§ **Aim of the exercise**
While reading through the material below, copy each line that holds the word "compared".

§ **Listed records**
──────

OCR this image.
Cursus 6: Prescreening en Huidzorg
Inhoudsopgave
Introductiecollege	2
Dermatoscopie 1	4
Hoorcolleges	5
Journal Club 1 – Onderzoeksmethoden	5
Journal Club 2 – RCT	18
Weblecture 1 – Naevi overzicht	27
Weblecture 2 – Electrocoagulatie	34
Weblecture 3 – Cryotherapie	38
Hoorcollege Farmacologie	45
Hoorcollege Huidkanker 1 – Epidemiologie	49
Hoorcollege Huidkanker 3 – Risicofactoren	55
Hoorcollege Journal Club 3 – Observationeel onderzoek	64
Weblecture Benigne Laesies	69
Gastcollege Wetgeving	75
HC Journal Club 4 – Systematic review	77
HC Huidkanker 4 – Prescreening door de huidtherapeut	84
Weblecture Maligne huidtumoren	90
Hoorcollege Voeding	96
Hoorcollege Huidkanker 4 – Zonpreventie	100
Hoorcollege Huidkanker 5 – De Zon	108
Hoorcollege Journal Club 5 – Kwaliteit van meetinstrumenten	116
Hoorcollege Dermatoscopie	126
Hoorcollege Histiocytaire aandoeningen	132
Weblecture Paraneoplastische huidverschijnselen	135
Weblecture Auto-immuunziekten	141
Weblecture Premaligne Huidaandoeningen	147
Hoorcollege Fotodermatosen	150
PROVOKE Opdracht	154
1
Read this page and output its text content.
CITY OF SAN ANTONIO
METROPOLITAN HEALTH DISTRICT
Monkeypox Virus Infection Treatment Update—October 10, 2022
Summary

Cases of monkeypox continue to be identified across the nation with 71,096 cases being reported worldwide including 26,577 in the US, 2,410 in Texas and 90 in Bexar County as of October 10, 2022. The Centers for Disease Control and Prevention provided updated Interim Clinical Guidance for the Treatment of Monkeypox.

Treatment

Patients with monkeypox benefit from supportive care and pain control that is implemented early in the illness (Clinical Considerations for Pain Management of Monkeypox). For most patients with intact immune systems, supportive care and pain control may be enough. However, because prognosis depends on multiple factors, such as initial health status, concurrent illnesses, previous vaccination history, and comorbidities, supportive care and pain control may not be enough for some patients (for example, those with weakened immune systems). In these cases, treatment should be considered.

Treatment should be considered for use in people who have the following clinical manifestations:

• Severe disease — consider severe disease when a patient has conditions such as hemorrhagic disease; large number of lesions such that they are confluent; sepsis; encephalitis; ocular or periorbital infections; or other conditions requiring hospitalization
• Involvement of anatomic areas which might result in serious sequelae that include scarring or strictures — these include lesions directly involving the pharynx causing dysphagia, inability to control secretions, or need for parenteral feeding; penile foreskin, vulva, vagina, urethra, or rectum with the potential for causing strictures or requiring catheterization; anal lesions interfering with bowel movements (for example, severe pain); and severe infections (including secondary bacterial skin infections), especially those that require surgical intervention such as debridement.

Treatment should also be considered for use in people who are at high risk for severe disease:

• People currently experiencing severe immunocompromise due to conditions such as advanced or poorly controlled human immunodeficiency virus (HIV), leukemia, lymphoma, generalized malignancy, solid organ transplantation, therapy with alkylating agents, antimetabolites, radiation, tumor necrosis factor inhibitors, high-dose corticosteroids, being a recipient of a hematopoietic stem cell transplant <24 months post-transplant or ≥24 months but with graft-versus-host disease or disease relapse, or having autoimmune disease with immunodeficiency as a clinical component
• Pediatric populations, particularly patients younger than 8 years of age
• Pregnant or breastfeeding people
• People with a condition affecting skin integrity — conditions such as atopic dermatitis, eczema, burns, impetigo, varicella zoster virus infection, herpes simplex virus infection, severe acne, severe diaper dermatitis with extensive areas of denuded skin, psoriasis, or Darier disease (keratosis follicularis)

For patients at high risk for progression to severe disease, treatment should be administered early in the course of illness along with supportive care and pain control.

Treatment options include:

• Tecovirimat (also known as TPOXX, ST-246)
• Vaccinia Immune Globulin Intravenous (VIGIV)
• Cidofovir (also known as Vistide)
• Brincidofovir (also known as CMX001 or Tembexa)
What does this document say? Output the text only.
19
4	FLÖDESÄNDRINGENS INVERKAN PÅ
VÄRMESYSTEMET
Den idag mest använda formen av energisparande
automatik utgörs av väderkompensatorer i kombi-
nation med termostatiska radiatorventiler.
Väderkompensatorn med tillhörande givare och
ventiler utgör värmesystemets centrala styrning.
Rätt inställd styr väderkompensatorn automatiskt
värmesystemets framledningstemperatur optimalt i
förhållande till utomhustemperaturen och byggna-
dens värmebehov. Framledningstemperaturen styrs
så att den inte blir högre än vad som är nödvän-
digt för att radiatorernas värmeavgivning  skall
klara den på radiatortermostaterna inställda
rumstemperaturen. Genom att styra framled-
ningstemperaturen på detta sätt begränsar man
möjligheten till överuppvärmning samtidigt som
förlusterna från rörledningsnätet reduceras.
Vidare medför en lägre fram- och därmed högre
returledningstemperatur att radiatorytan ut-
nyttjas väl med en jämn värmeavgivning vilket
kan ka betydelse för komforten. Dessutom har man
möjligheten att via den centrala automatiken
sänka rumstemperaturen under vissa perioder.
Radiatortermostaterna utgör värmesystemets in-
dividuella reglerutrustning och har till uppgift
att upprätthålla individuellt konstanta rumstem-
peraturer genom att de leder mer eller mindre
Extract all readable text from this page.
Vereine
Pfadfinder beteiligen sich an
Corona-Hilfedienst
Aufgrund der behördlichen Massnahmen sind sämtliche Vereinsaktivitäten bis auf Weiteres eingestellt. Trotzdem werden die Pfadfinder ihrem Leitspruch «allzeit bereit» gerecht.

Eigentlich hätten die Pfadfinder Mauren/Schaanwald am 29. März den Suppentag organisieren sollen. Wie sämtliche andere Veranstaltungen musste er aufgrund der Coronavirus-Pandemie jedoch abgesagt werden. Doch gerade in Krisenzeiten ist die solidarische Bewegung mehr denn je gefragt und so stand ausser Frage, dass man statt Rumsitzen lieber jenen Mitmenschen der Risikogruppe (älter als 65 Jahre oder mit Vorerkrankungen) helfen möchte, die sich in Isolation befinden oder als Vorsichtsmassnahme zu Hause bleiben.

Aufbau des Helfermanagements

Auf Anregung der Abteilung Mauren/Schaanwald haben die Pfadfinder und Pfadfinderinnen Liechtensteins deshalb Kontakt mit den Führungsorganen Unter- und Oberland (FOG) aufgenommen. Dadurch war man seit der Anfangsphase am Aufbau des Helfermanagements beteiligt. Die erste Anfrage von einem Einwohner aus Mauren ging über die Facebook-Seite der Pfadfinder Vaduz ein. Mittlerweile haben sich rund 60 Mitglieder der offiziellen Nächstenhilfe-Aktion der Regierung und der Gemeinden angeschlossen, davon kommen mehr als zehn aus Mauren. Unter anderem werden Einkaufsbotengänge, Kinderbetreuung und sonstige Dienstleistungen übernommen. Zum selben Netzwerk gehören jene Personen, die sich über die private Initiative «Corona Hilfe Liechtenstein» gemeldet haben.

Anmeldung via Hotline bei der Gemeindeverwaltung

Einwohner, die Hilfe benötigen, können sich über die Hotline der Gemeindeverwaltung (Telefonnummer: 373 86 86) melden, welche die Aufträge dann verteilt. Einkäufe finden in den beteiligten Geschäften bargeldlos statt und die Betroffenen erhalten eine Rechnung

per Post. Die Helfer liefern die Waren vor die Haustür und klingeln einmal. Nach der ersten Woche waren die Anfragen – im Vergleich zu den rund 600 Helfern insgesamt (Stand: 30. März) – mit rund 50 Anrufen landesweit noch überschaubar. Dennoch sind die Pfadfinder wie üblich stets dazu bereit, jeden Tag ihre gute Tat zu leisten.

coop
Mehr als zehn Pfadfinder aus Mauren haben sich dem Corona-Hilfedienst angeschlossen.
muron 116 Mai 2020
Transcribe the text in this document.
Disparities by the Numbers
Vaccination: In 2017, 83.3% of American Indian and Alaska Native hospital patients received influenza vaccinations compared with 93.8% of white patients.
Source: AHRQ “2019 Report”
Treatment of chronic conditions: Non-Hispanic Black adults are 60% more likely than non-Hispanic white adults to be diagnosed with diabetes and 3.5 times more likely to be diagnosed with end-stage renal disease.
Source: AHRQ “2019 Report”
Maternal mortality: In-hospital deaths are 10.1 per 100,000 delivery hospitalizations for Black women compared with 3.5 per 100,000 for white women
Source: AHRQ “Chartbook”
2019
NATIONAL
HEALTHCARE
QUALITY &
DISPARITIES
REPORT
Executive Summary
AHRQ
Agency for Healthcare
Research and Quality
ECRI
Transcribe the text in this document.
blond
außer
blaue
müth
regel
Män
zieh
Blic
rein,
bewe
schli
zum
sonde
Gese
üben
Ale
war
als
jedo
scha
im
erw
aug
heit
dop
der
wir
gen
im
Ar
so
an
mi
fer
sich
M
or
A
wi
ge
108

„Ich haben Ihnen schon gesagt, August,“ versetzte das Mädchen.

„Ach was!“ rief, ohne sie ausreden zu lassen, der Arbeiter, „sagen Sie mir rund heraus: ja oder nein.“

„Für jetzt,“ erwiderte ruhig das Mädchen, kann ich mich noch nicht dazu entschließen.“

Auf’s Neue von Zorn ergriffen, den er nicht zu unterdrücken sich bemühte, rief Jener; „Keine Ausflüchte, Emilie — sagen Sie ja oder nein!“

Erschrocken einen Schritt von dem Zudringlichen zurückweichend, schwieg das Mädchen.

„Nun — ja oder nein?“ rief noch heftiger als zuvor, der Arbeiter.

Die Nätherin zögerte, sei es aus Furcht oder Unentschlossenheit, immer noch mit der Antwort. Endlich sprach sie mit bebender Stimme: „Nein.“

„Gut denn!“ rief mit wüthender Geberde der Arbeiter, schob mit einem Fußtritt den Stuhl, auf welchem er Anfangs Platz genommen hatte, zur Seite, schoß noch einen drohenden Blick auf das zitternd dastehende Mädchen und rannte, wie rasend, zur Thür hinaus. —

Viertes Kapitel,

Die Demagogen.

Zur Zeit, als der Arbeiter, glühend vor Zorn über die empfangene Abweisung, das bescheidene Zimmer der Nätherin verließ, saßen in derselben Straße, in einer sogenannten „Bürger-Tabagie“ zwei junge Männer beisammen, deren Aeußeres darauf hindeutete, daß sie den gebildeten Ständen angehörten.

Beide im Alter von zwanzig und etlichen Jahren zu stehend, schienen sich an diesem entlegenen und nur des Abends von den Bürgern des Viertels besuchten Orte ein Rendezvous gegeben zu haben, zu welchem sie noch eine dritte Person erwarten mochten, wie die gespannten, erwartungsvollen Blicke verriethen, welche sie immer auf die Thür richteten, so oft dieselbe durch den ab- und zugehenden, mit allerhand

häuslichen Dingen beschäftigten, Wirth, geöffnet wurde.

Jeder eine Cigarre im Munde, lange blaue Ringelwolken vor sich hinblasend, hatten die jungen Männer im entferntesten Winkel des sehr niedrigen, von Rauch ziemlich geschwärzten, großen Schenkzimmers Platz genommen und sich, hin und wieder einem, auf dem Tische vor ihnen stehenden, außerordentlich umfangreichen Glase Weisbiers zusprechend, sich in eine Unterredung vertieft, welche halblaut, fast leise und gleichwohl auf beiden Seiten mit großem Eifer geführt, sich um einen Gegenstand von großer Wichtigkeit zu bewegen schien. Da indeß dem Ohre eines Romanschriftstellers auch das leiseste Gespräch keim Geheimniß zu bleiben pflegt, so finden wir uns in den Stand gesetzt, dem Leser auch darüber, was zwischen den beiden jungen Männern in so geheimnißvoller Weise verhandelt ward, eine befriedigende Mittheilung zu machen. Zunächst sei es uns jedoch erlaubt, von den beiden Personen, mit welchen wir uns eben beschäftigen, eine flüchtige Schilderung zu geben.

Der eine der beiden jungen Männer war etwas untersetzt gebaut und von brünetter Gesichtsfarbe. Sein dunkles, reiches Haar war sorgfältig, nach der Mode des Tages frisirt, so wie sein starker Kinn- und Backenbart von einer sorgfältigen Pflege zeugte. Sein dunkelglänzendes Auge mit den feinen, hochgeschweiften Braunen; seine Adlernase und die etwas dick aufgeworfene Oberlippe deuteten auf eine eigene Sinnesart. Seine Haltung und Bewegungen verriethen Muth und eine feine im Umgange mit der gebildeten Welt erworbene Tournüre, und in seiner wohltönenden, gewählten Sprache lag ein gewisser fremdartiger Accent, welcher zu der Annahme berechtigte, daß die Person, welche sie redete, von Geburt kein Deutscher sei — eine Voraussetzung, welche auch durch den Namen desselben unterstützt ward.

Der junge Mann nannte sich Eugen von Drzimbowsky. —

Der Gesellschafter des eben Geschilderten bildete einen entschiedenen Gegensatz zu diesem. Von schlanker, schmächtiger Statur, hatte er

──────

§ **Written answer**
Vaccination: In 2017, 83.3% of American Indian and Alaska Native hospital patients received influenza vaccinations compared with 93.8% of white patients.
Maternal mortality: In-hospital deaths are 10.1 per 100,000 delivery hospitalizations for Black women compared with 3.5 per 100,000 for white women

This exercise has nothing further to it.